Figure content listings

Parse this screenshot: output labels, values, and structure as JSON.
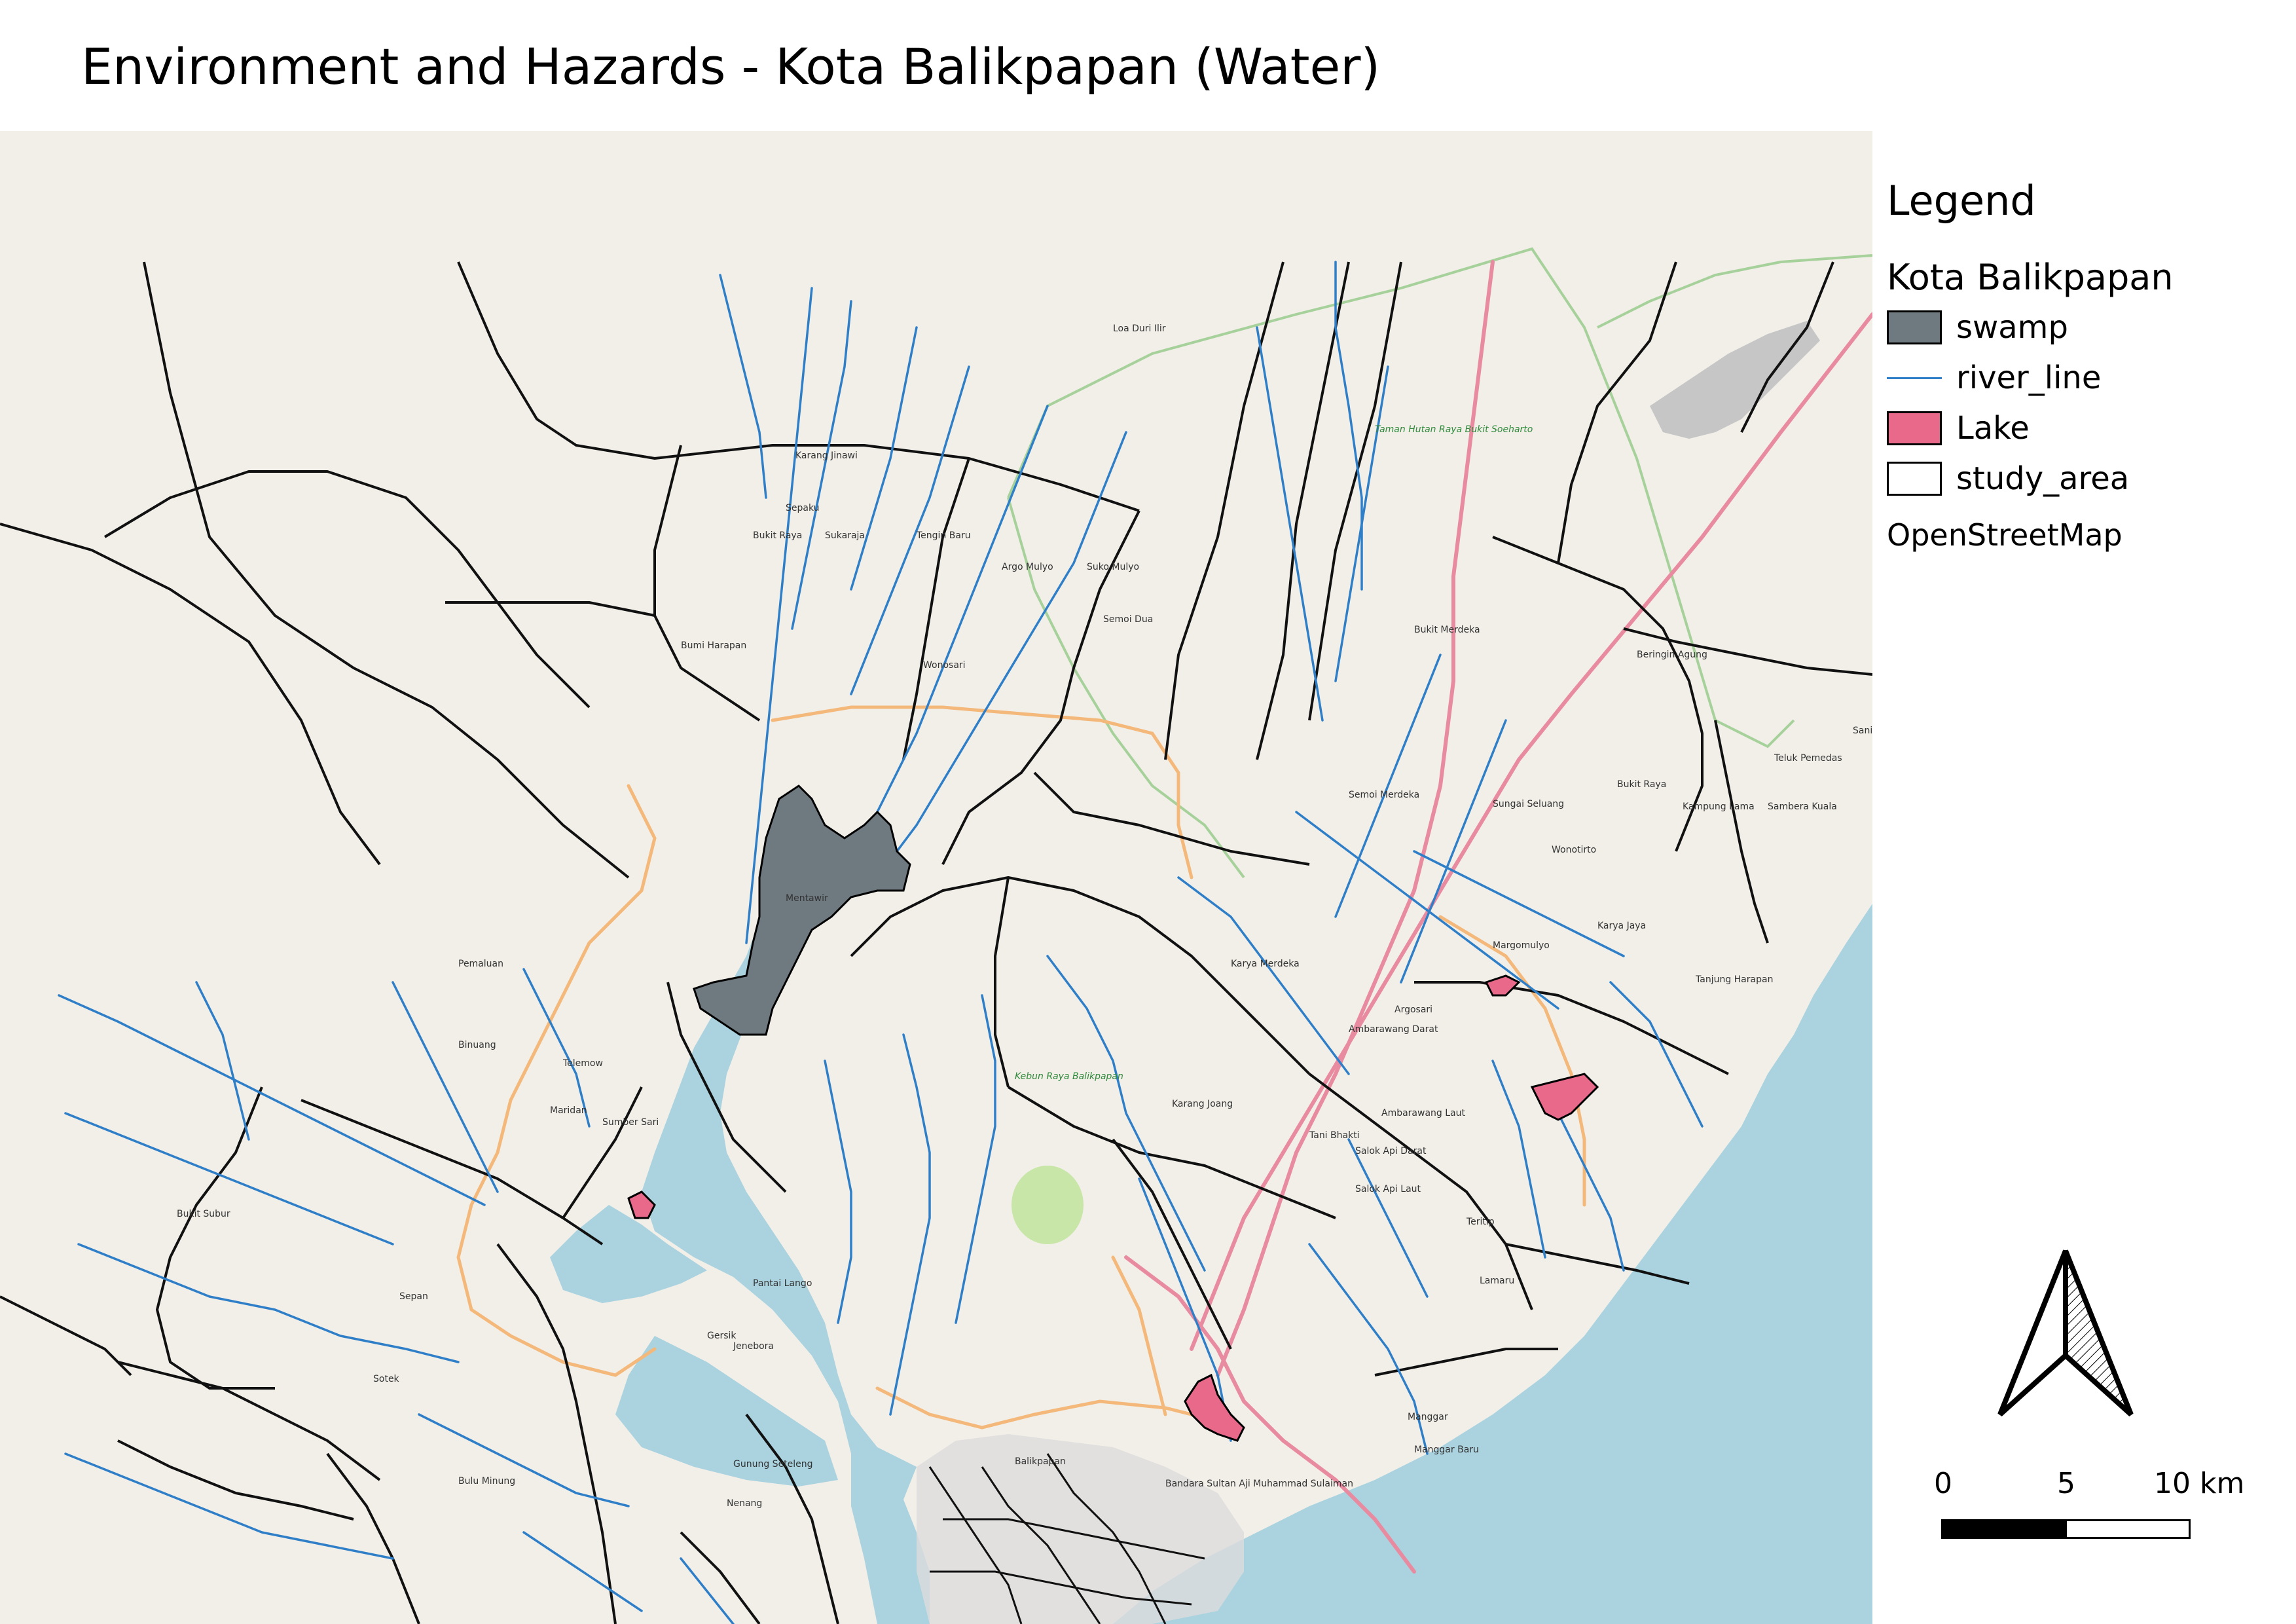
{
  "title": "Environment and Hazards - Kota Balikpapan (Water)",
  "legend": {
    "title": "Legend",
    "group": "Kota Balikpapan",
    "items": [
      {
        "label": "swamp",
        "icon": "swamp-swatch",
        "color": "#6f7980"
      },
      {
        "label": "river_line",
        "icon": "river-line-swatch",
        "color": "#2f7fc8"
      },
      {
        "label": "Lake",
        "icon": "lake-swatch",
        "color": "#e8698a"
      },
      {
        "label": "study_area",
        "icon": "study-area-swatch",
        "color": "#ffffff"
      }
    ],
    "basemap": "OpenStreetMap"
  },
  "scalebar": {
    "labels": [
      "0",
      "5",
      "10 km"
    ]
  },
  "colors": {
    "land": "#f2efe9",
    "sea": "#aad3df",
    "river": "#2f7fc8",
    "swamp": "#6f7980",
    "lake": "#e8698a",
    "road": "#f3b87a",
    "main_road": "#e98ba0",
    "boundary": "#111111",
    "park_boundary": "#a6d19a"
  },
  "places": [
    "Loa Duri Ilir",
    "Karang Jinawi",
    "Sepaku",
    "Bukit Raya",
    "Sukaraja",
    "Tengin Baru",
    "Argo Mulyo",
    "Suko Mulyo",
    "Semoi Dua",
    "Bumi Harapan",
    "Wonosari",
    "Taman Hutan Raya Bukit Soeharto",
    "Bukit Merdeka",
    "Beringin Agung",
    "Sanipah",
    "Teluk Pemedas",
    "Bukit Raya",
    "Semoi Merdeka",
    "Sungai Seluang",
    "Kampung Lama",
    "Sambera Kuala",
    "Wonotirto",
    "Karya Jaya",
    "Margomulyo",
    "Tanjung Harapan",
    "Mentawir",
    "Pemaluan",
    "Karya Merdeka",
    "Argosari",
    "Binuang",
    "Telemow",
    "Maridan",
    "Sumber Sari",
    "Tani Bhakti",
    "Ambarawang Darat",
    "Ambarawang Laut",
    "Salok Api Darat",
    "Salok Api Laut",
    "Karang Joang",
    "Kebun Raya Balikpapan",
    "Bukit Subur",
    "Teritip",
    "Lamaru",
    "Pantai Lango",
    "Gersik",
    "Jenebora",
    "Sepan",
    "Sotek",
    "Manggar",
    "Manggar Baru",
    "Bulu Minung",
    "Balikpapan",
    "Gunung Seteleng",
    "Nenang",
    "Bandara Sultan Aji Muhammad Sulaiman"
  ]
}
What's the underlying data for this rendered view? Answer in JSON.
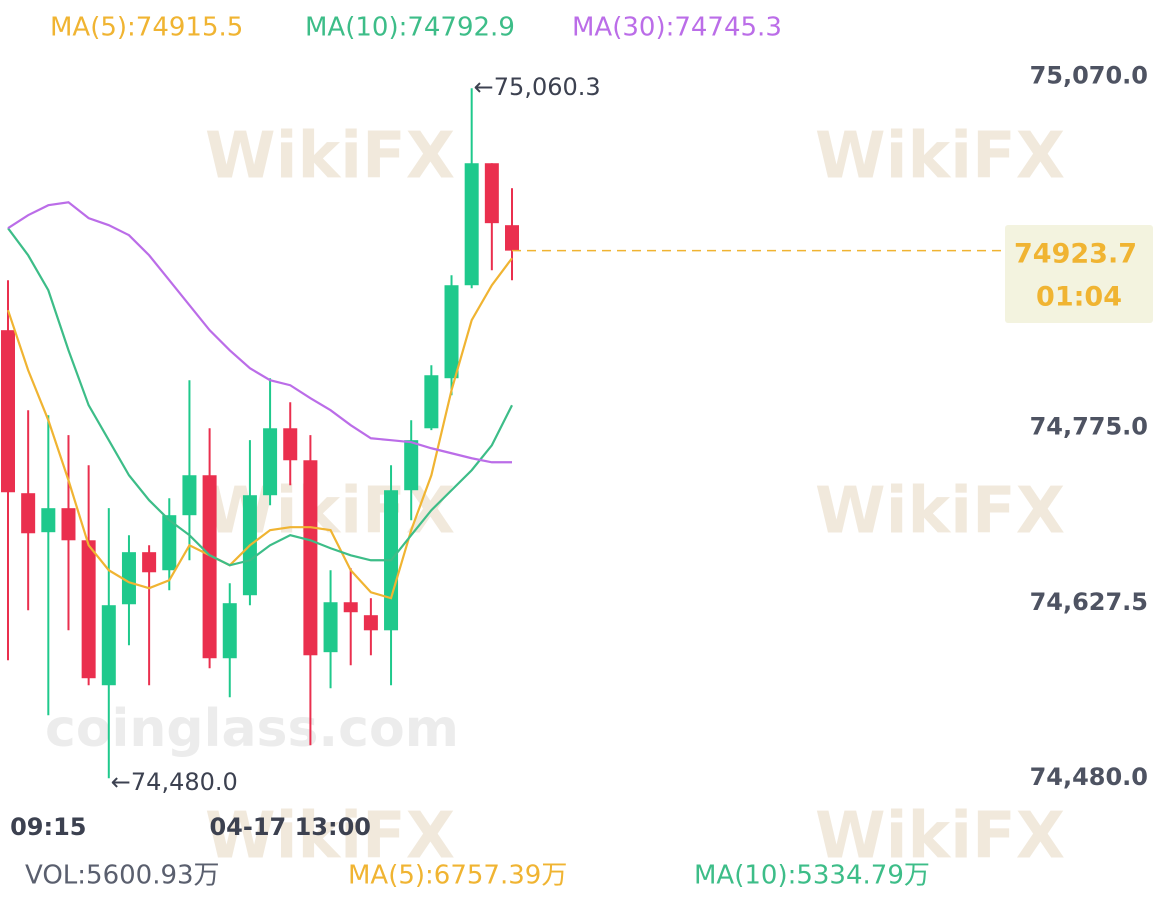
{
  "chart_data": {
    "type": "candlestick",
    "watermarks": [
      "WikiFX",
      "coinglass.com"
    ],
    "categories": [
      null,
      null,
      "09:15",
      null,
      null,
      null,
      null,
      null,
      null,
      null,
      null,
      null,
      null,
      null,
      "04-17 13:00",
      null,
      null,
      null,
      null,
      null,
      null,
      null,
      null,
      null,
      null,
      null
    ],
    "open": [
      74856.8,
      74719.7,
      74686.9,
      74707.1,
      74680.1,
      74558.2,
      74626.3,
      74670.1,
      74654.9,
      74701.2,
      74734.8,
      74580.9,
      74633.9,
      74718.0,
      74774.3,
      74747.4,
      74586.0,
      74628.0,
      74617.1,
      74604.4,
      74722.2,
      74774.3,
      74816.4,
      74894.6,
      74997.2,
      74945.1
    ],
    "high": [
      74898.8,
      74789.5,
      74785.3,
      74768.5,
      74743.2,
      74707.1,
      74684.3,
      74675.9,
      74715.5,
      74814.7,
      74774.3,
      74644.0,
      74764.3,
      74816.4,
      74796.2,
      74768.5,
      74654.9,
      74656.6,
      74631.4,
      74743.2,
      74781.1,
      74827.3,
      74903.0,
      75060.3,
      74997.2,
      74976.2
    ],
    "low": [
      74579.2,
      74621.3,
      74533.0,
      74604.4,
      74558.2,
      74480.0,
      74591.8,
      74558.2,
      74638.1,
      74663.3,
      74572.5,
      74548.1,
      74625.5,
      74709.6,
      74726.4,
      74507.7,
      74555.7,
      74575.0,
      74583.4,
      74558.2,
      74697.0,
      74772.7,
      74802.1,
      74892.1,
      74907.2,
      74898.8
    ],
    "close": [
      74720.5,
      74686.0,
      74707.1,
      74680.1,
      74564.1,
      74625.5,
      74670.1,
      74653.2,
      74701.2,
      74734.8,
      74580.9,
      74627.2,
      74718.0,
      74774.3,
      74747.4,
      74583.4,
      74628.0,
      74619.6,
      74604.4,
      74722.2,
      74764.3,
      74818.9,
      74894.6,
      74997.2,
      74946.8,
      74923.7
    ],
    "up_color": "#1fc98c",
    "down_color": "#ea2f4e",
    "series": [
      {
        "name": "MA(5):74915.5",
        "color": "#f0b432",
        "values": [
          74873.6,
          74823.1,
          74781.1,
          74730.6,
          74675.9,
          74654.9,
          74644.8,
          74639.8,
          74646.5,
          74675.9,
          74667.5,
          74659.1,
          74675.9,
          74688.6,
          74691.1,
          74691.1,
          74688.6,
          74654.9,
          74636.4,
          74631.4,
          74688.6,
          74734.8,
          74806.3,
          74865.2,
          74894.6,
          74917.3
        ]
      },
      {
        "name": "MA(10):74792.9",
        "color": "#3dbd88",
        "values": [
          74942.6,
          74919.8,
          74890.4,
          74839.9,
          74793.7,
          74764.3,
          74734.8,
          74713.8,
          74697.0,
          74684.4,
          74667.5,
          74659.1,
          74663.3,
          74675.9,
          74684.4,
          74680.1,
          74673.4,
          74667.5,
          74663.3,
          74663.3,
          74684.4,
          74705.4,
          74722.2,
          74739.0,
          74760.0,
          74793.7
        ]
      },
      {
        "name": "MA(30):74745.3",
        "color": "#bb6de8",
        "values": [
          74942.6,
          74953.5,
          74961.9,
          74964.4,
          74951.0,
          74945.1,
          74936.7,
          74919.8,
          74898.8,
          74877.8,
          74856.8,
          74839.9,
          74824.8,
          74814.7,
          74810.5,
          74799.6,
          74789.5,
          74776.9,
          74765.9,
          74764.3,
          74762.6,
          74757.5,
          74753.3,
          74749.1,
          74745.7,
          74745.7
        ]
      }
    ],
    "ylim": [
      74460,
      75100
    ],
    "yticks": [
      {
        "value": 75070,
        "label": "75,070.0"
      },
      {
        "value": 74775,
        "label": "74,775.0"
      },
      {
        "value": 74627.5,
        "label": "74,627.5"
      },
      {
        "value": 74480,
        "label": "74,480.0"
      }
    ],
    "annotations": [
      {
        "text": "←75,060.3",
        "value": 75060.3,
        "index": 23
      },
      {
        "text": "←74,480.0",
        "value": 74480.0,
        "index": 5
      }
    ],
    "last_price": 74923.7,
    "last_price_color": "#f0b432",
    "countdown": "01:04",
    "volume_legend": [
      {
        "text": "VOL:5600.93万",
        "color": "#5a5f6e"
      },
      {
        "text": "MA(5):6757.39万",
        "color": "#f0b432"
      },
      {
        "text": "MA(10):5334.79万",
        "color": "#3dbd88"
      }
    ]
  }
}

### DIRECTIONS FOR THIS TASK
Without the pictures, restate all of the entries above verbatim.

### ANSWER TO THE TASK
Parse this screenshot: output labels, values, and structure as JSON.
{
  "title": "Environment and Hazards - Kota Balikpapan (Water)",
  "legend": {
    "title": "Legend",
    "group": "Kota Balikpapan",
    "items": [
      {
        "label": "swamp",
        "icon": "swamp-swatch",
        "color": "#6f7980"
      },
      {
        "label": "river_line",
        "icon": "river-line-swatch",
        "color": "#2f7fc8"
      },
      {
        "label": "Lake",
        "icon": "lake-swatch",
        "color": "#e8698a"
      },
      {
        "label": "study_area",
        "icon": "study-area-swatch",
        "color": "#ffffff"
      }
    ],
    "basemap": "OpenStreetMap"
  },
  "scalebar": {
    "labels": [
      "0",
      "5",
      "10 km"
    ]
  },
  "colors": {
    "land": "#f2efe9",
    "sea": "#aad3df",
    "river": "#2f7fc8",
    "swamp": "#6f7980",
    "lake": "#e8698a",
    "road": "#f3b87a",
    "main_road": "#e98ba0",
    "boundary": "#111111",
    "park_boundary": "#a6d19a"
  },
  "places": [
    "Loa Duri Ilir",
    "Karang Jinawi",
    "Sepaku",
    "Bukit Raya",
    "Sukaraja",
    "Tengin Baru",
    "Argo Mulyo",
    "Suko Mulyo",
    "Semoi Dua",
    "Bumi Harapan",
    "Wonosari",
    "Taman Hutan Raya Bukit Soeharto",
    "Bukit Merdeka",
    "Beringin Agung",
    "Sanipah",
    "Teluk Pemedas",
    "Bukit Raya",
    "Semoi Merdeka",
    "Sungai Seluang",
    "Kampung Lama",
    "Sambera Kuala",
    "Wonotirto",
    "Karya Jaya",
    "Margomulyo",
    "Tanjung Harapan",
    "Mentawir",
    "Pemaluan",
    "Karya Merdeka",
    "Argosari",
    "Binuang",
    "Telemow",
    "Maridan",
    "Sumber Sari",
    "Tani Bhakti",
    "Ambarawang Darat",
    "Ambarawang Laut",
    "Salok Api Darat",
    "Salok Api Laut",
    "Karang Joang",
    "Kebun Raya Balikpapan",
    "Bukit Subur",
    "Teritip",
    "Lamaru",
    "Pantai Lango",
    "Gersik",
    "Jenebora",
    "Sepan",
    "Sotek",
    "Manggar",
    "Manggar Baru",
    "Bulu Minung",
    "Balikpapan",
    "Gunung Seteleng",
    "Nenang",
    "Bandara Sultan Aji Muhammad Sulaiman"
  ]
}
What's the underlying data for this rendered view? Answer in JSON.
{
  "chart_data": {
    "type": "candlestick",
    "watermarks": [
      "WikiFX",
      "coinglass.com"
    ],
    "categories": [
      null,
      null,
      "09:15",
      null,
      null,
      null,
      null,
      null,
      null,
      null,
      null,
      null,
      null,
      null,
      "04-17 13:00",
      null,
      null,
      null,
      null,
      null,
      null,
      null,
      null,
      null,
      null,
      null
    ],
    "open": [
      74856.8,
      74719.7,
      74686.9,
      74707.1,
      74680.1,
      74558.2,
      74626.3,
      74670.1,
      74654.9,
      74701.2,
      74734.8,
      74580.9,
      74633.9,
      74718.0,
      74774.3,
      74747.4,
      74586.0,
      74628.0,
      74617.1,
      74604.4,
      74722.2,
      74774.3,
      74816.4,
      74894.6,
      74997.2,
      74945.1
    ],
    "high": [
      74898.8,
      74789.5,
      74785.3,
      74768.5,
      74743.2,
      74707.1,
      74684.3,
      74675.9,
      74715.5,
      74814.7,
      74774.3,
      74644.0,
      74764.3,
      74816.4,
      74796.2,
      74768.5,
      74654.9,
      74656.6,
      74631.4,
      74743.2,
      74781.1,
      74827.3,
      74903.0,
      75060.3,
      74997.2,
      74976.2
    ],
    "low": [
      74579.2,
      74621.3,
      74533.0,
      74604.4,
      74558.2,
      74480.0,
      74591.8,
      74558.2,
      74638.1,
      74663.3,
      74572.5,
      74548.1,
      74625.5,
      74709.6,
      74726.4,
      74507.7,
      74555.7,
      74575.0,
      74583.4,
      74558.2,
      74697.0,
      74772.7,
      74802.1,
      74892.1,
      74907.2,
      74898.8
    ],
    "close": [
      74720.5,
      74686.0,
      74707.1,
      74680.1,
      74564.1,
      74625.5,
      74670.1,
      74653.2,
      74701.2,
      74734.8,
      74580.9,
      74627.2,
      74718.0,
      74774.3,
      74747.4,
      74583.4,
      74628.0,
      74619.6,
      74604.4,
      74722.2,
      74764.3,
      74818.9,
      74894.6,
      74997.2,
      74946.8,
      74923.7
    ],
    "up_color": "#1fc98c",
    "down_color": "#ea2f4e",
    "series": [
      {
        "name": "MA(5):74915.5",
        "color": "#f0b432",
        "values": [
          74873.6,
          74823.1,
          74781.1,
          74730.6,
          74675.9,
          74654.9,
          74644.8,
          74639.8,
          74646.5,
          74675.9,
          74667.5,
          74659.1,
          74675.9,
          74688.6,
          74691.1,
          74691.1,
          74688.6,
          74654.9,
          74636.4,
          74631.4,
          74688.6,
          74734.8,
          74806.3,
          74865.2,
          74894.6,
          74917.3
        ]
      },
      {
        "name": "MA(10):74792.9",
        "color": "#3dbd88",
        "values": [
          74942.6,
          74919.8,
          74890.4,
          74839.9,
          74793.7,
          74764.3,
          74734.8,
          74713.8,
          74697.0,
          74684.4,
          74667.5,
          74659.1,
          74663.3,
          74675.9,
          74684.4,
          74680.1,
          74673.4,
          74667.5,
          74663.3,
          74663.3,
          74684.4,
          74705.4,
          74722.2,
          74739.0,
          74760.0,
          74793.7
        ]
      },
      {
        "name": "MA(30):74745.3",
        "color": "#bb6de8",
        "values": [
          74942.6,
          74953.5,
          74961.9,
          74964.4,
          74951.0,
          74945.1,
          74936.7,
          74919.8,
          74898.8,
          74877.8,
          74856.8,
          74839.9,
          74824.8,
          74814.7,
          74810.5,
          74799.6,
          74789.5,
          74776.9,
          74765.9,
          74764.3,
          74762.6,
          74757.5,
          74753.3,
          74749.1,
          74745.7,
          74745.7
        ]
      }
    ],
    "ylim": [
      74460,
      75100
    ],
    "yticks": [
      {
        "value": 75070,
        "label": "75,070.0"
      },
      {
        "value": 74775,
        "label": "74,775.0"
      },
      {
        "value": 74627.5,
        "label": "74,627.5"
      },
      {
        "value": 74480,
        "label": "74,480.0"
      }
    ],
    "annotations": [
      {
        "text": "←75,060.3",
        "value": 75060.3,
        "index": 23
      },
      {
        "text": "←74,480.0",
        "value": 74480.0,
        "index": 5
      }
    ],
    "last_price": 74923.7,
    "last_price_color": "#f0b432",
    "countdown": "01:04",
    "volume_legend": [
      {
        "text": "VOL:5600.93万",
        "color": "#5a5f6e"
      },
      {
        "text": "MA(5):6757.39万",
        "color": "#f0b432"
      },
      {
        "text": "MA(10):5334.79万",
        "color": "#3dbd88"
      }
    ]
  }
}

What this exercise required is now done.